▶ **Instructions to follow**
Pictures are not part of the copy; repeat everything else in the records exactly.

▶ **Data in this exercise**
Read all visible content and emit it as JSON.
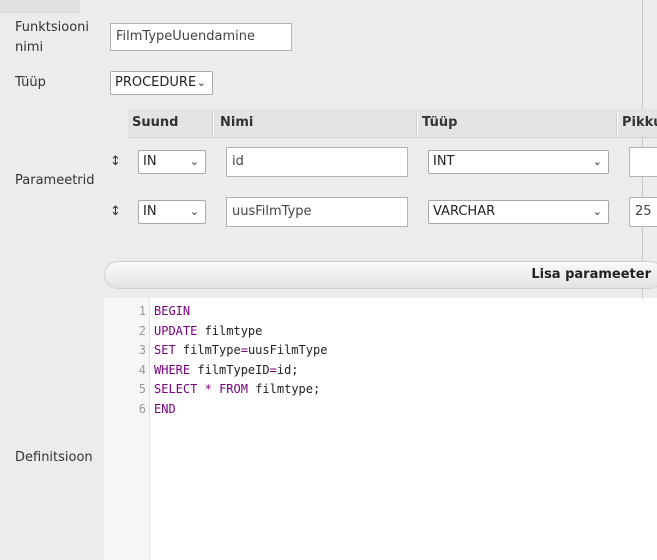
{
  "form": {
    "function_name": {
      "label_line1": "Funktsiooni",
      "label_line2": "nimi",
      "value": "FilmTypeUuendamine"
    },
    "type": {
      "label": "Tüüp",
      "selected": "PROCEDURE"
    },
    "parameters": {
      "label": "Parameetrid",
      "headers": {
        "direction": "Suund",
        "name": "Nimi",
        "type": "Tüüp",
        "length": "Pikku"
      },
      "rows": [
        {
          "direction": "IN",
          "name": "id",
          "type": "INT",
          "length": ""
        },
        {
          "direction": "IN",
          "name": "uusFilmType",
          "type": "VARCHAR",
          "length": "25"
        }
      ],
      "add_button": "Lisa parameeter",
      "drag_icon": "updown-arrow-icon"
    },
    "definition": {
      "label": "Definitsioon",
      "line_numbers": [
        "1",
        "2",
        "3",
        "4",
        "5",
        "6"
      ]
    }
  }
}
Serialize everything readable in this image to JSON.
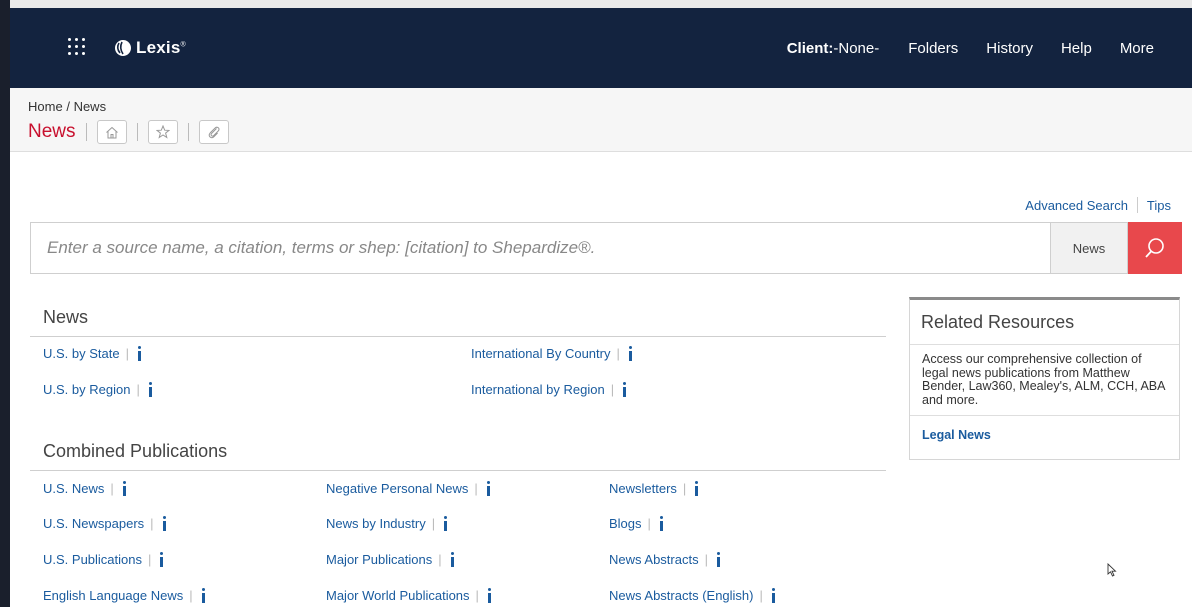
{
  "header": {
    "logo_text": "Lexis",
    "client_label": "Client:",
    "client_value": "-None-",
    "nav": [
      "Folders",
      "History",
      "Help",
      "More"
    ]
  },
  "breadcrumb": {
    "home": "Home",
    "separator": "/",
    "current": "News"
  },
  "page_title": "News",
  "search": {
    "advanced_label": "Advanced Search",
    "tips_label": "Tips",
    "placeholder": "Enter a source name, a citation, terms or shep: [citation] to Shepardize®.",
    "scope_label": "News"
  },
  "news_section": {
    "title": "News",
    "links": [
      "U.S. by State",
      "International By Country",
      "U.S. by Region",
      "International by Region"
    ]
  },
  "combined_section": {
    "title": "Combined Publications",
    "columns": [
      [
        "U.S. News",
        "U.S. Newspapers",
        "U.S. Publications",
        "English Language News"
      ],
      [
        "Negative Personal News",
        "News by Industry",
        "Major Publications",
        "Major World Publications"
      ],
      [
        "Newsletters",
        "Blogs",
        "News Abstracts",
        "News Abstracts (English)"
      ]
    ]
  },
  "related": {
    "title": "Related Resources",
    "text": "Access our comprehensive collection of legal news publications from Matthew Bender, Law360, Mealey's, ALM, CCH, ABA and more.",
    "link": "Legal News"
  },
  "colors": {
    "header_bg": "#13233f",
    "accent_red": "#c8102e",
    "search_button": "#e8484c",
    "link_blue": "#1a5b9e"
  }
}
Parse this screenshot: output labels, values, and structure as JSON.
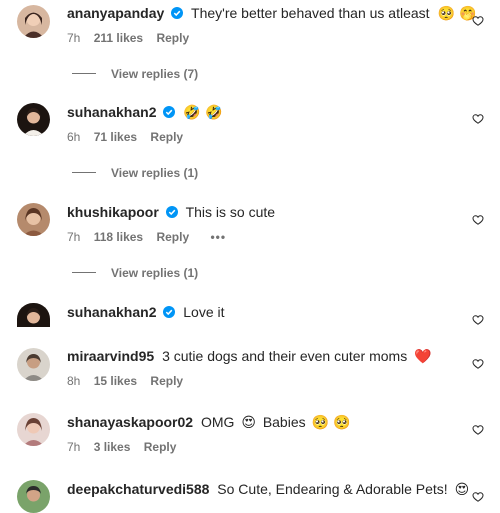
{
  "comments": [
    {
      "username": "ananyapanday",
      "text": "They're better behaved than us atleast",
      "emoji": "🥺 🤭",
      "time": "7h",
      "likes": "211 likes",
      "reply": "Reply",
      "view_replies": "View replies (7)"
    },
    {
      "username": "suhanakhan2",
      "text": "",
      "emoji": "🤣 🤣",
      "time": "6h",
      "likes": "71 likes",
      "reply": "Reply",
      "view_replies": "View replies (1)"
    },
    {
      "username": "khushikapoor",
      "text": "This is so cute",
      "emoji": "",
      "time": "7h",
      "likes": "118 likes",
      "reply": "Reply",
      "more": "•••",
      "view_replies": "View replies (1)"
    },
    {
      "username": "suhanakhan2",
      "text": "Love it",
      "emoji": ""
    },
    {
      "username": "miraarvind95",
      "text": "3 cutie dogs and their even cuter moms",
      "emoji": "❤️",
      "time": "8h",
      "likes": "15 likes",
      "reply": "Reply"
    },
    {
      "username": "shanayaskapoor02",
      "text": "OMG",
      "emoji_mid": "😍",
      "text2": "Babies",
      "emoji": "🥺 🥺",
      "time": "7h",
      "likes": "3 likes",
      "reply": "Reply"
    },
    {
      "username": "deepakchaturvedi588",
      "text": "So Cute, Endearing & Adorable Pets!",
      "emoji": "😍"
    }
  ],
  "colors": {
    "verified": "#0095f6",
    "text": "#262626",
    "secondary": "#737373",
    "heart_red": "#ed4956"
  },
  "icons": {
    "verified": "verified-badge-icon",
    "like": "heart-outline-icon",
    "more": "more-options-icon"
  }
}
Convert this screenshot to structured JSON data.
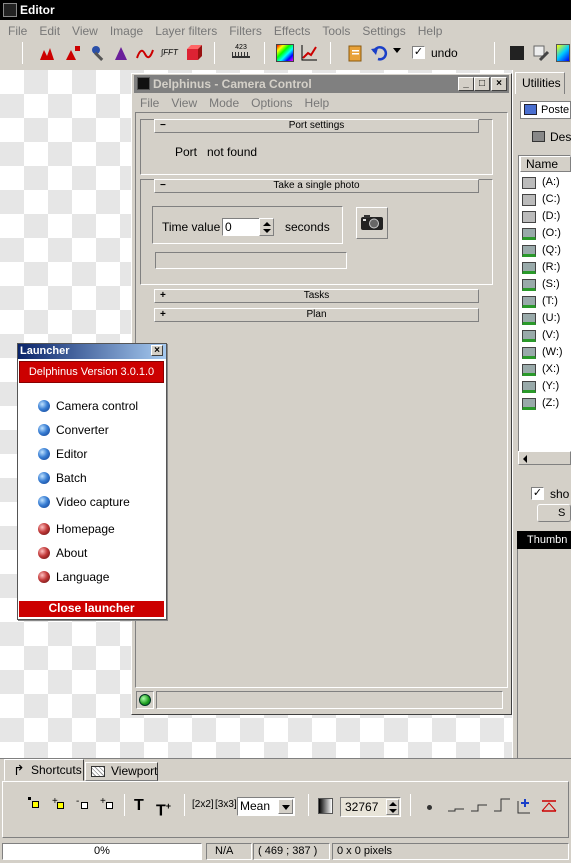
{
  "main_window": {
    "title": "Editor",
    "menu": [
      "File",
      "Edit",
      "View",
      "Image",
      "Layer filters",
      "Filters",
      "Effects",
      "Tools",
      "Settings",
      "Help"
    ],
    "toolbar": {
      "undo_label": "undo",
      "undo_checked": true,
      "ruler_number": "423"
    }
  },
  "camera_window": {
    "title": "Delphinus - Camera Control",
    "menu": [
      "File",
      "View",
      "Mode",
      "Options",
      "Help"
    ],
    "port_section": {
      "title": "Port settings",
      "toggle": "−",
      "port_label": "Port",
      "port_status": "not found"
    },
    "photo_section": {
      "title": "Take a single photo",
      "toggle": "−",
      "time_label": "Time value",
      "time_value": "0",
      "time_unit": "seconds"
    },
    "tasks_section": {
      "title": "Tasks",
      "toggle": "+"
    },
    "plan_section": {
      "title": "Plan",
      "toggle": "+"
    }
  },
  "launcher": {
    "title": "Launcher",
    "close_glyph": "×",
    "version": "Delphinus Version 3.0.1.0",
    "items": [
      {
        "label": "Camera control",
        "color": "blue"
      },
      {
        "label": "Converter",
        "color": "blue"
      },
      {
        "label": "Editor",
        "color": "blue"
      },
      {
        "label": "Batch",
        "color": "blue"
      },
      {
        "label": "Video capture",
        "color": "blue"
      },
      {
        "label": "Homepage",
        "color": "red"
      },
      {
        "label": "About",
        "color": "red"
      },
      {
        "label": "Language",
        "color": "red"
      }
    ],
    "close_button": "Close launcher",
    "accent": "#cc0000"
  },
  "right_panel": {
    "tab": "Utilities",
    "item1": "Poste",
    "item2": "Des",
    "column_header": "Name",
    "drives": [
      "(A:)",
      "(C:)",
      "(D:)",
      "(O:)",
      "(Q:)",
      "(R:)",
      "(S:)",
      "(T:)",
      "(U:)",
      "(V:)",
      "(W:)",
      "(X:)",
      "(Y:)",
      "(Z:)"
    ],
    "checkbox_label": "sho",
    "button_label": "S",
    "thumbnail_label": "Thumbn"
  },
  "bottom_tabs": {
    "shortcuts": "Shortcuts",
    "viewport": "Viewport"
  },
  "bottom_toolbar": {
    "zoom_2x2": "[2x2]",
    "zoom_3x3": "[3x3]",
    "mode_select": "Mean",
    "value_field": "32767"
  },
  "status_bar": {
    "progress": "0%",
    "progress_value": 0,
    "na": "N/A",
    "coords": "( 469 ; 387 )",
    "selection": "0 x 0 pixels"
  }
}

▶ **The output**
Read all visible content and emit it as JSON.
{
  "form": {
    "function_name": {
      "label_line1": "Funktsiooni",
      "label_line2": "nimi",
      "value": "FilmTypeUuendamine"
    },
    "type": {
      "label": "Tüüp",
      "selected": "PROCEDURE"
    },
    "parameters": {
      "label": "Parameetrid",
      "headers": {
        "direction": "Suund",
        "name": "Nimi",
        "type": "Tüüp",
        "length": "Pikku"
      },
      "rows": [
        {
          "direction": "IN",
          "name": "id",
          "type": "INT",
          "length": ""
        },
        {
          "direction": "IN",
          "name": "uusFilmType",
          "type": "VARCHAR",
          "length": "25"
        }
      ],
      "add_button": "Lisa parameeter",
      "drag_icon": "updown-arrow-icon"
    },
    "definition": {
      "label": "Definitsioon",
      "line_numbers": [
        "1",
        "2",
        "3",
        "4",
        "5",
        "6"
      ]
    }
  }
}
Serialize everything readable in this image to JSON.
{
  "header": {
    "logo_text": "Lexis",
    "client_label": "Client:",
    "client_value": "-None-",
    "nav": [
      "Folders",
      "History",
      "Help",
      "More"
    ]
  },
  "breadcrumb": {
    "home": "Home",
    "separator": "/",
    "current": "News"
  },
  "page_title": "News",
  "search": {
    "advanced_label": "Advanced Search",
    "tips_label": "Tips",
    "placeholder": "Enter a source name, a citation, terms or shep: [citation] to Shepardize®.",
    "scope_label": "News"
  },
  "news_section": {
    "title": "News",
    "links": [
      "U.S. by State",
      "International By Country",
      "U.S. by Region",
      "International by Region"
    ]
  },
  "combined_section": {
    "title": "Combined Publications",
    "columns": [
      [
        "U.S. News",
        "U.S. Newspapers",
        "U.S. Publications",
        "English Language News"
      ],
      [
        "Negative Personal News",
        "News by Industry",
        "Major Publications",
        "Major World Publications"
      ],
      [
        "Newsletters",
        "Blogs",
        "News Abstracts",
        "News Abstracts (English)"
      ]
    ]
  },
  "related": {
    "title": "Related Resources",
    "text": "Access our comprehensive collection of legal news publications from Matthew Bender, Law360, Mealey's, ALM, CCH, ABA and more.",
    "link": "Legal News"
  },
  "colors": {
    "header_bg": "#13233f",
    "accent_red": "#c8102e",
    "search_button": "#e8484c",
    "link_blue": "#1a5b9e"
  }
}
Parse this screenshot: output labels, values, and structure as JSON.
{
  "comments": [
    {
      "username": "ananyapanday",
      "text": "They're better behaved than us atleast",
      "emoji": "🥺 🤭",
      "time": "7h",
      "likes": "211 likes",
      "reply": "Reply",
      "view_replies": "View replies (7)"
    },
    {
      "username": "suhanakhan2",
      "text": "",
      "emoji": "🤣 🤣",
      "time": "6h",
      "likes": "71 likes",
      "reply": "Reply",
      "view_replies": "View replies (1)"
    },
    {
      "username": "khushikapoor",
      "text": "This is so cute",
      "emoji": "",
      "time": "7h",
      "likes": "118 likes",
      "reply": "Reply",
      "more": "•••",
      "view_replies": "View replies (1)"
    },
    {
      "username": "suhanakhan2",
      "text": "Love it",
      "emoji": ""
    },
    {
      "username": "miraarvind95",
      "text": "3 cutie dogs and their even cuter moms",
      "emoji": "❤️",
      "time": "8h",
      "likes": "15 likes",
      "reply": "Reply"
    },
    {
      "username": "shanayaskapoor02",
      "text": "OMG",
      "emoji_mid": "😍",
      "text2": "Babies",
      "emoji": "🥺 🥺",
      "time": "7h",
      "likes": "3 likes",
      "reply": "Reply"
    },
    {
      "username": "deepakchaturvedi588",
      "text": "So Cute, Endearing & Adorable Pets!",
      "emoji": "😍"
    }
  ],
  "colors": {
    "verified": "#0095f6",
    "text": "#262626",
    "secondary": "#737373",
    "heart_red": "#ed4956"
  },
  "icons": {
    "verified": "verified-badge-icon",
    "like": "heart-outline-icon",
    "more": "more-options-icon"
  }
}
Convert this screenshot to structured JSON data.
{
  "main_window": {
    "title": "Editor",
    "menu": [
      "File",
      "Edit",
      "View",
      "Image",
      "Layer filters",
      "Filters",
      "Effects",
      "Tools",
      "Settings",
      "Help"
    ],
    "toolbar": {
      "undo_label": "undo",
      "undo_checked": true,
      "ruler_number": "423"
    }
  },
  "camera_window": {
    "title": "Delphinus - Camera Control",
    "menu": [
      "File",
      "View",
      "Mode",
      "Options",
      "Help"
    ],
    "port_section": {
      "title": "Port settings",
      "toggle": "−",
      "port_label": "Port",
      "port_status": "not found"
    },
    "photo_section": {
      "title": "Take a single photo",
      "toggle": "−",
      "time_label": "Time value",
      "time_value": "0",
      "time_unit": "seconds"
    },
    "tasks_section": {
      "title": "Tasks",
      "toggle": "+"
    },
    "plan_section": {
      "title": "Plan",
      "toggle": "+"
    }
  },
  "launcher": {
    "title": "Launcher",
    "close_glyph": "×",
    "version": "Delphinus Version 3.0.1.0",
    "items": [
      {
        "label": "Camera control",
        "color": "blue"
      },
      {
        "label": "Converter",
        "color": "blue"
      },
      {
        "label": "Editor",
        "color": "blue"
      },
      {
        "label": "Batch",
        "color": "blue"
      },
      {
        "label": "Video capture",
        "color": "blue"
      },
      {
        "label": "Homepage",
        "color": "red"
      },
      {
        "label": "About",
        "color": "red"
      },
      {
        "label": "Language",
        "color": "red"
      }
    ],
    "close_button": "Close launcher",
    "accent": "#cc0000"
  },
  "right_panel": {
    "tab": "Utilities",
    "item1": "Poste",
    "item2": "Des",
    "column_header": "Name",
    "drives": [
      "(A:)",
      "(C:)",
      "(D:)",
      "(O:)",
      "(Q:)",
      "(R:)",
      "(S:)",
      "(T:)",
      "(U:)",
      "(V:)",
      "(W:)",
      "(X:)",
      "(Y:)",
      "(Z:)"
    ],
    "checkbox_label": "sho",
    "button_label": "S",
    "thumbnail_label": "Thumbn"
  },
  "bottom_tabs": {
    "shortcuts": "Shortcuts",
    "viewport": "Viewport"
  },
  "bottom_toolbar": {
    "zoom_2x2": "[2x2]",
    "zoom_3x3": "[3x3]",
    "mode_select": "Mean",
    "value_field": "32767"
  },
  "status_bar": {
    "progress": "0%",
    "progress_value": 0,
    "na": "N/A",
    "coords": "( 469 ; 387 )",
    "selection": "0 x 0 pixels"
  }
}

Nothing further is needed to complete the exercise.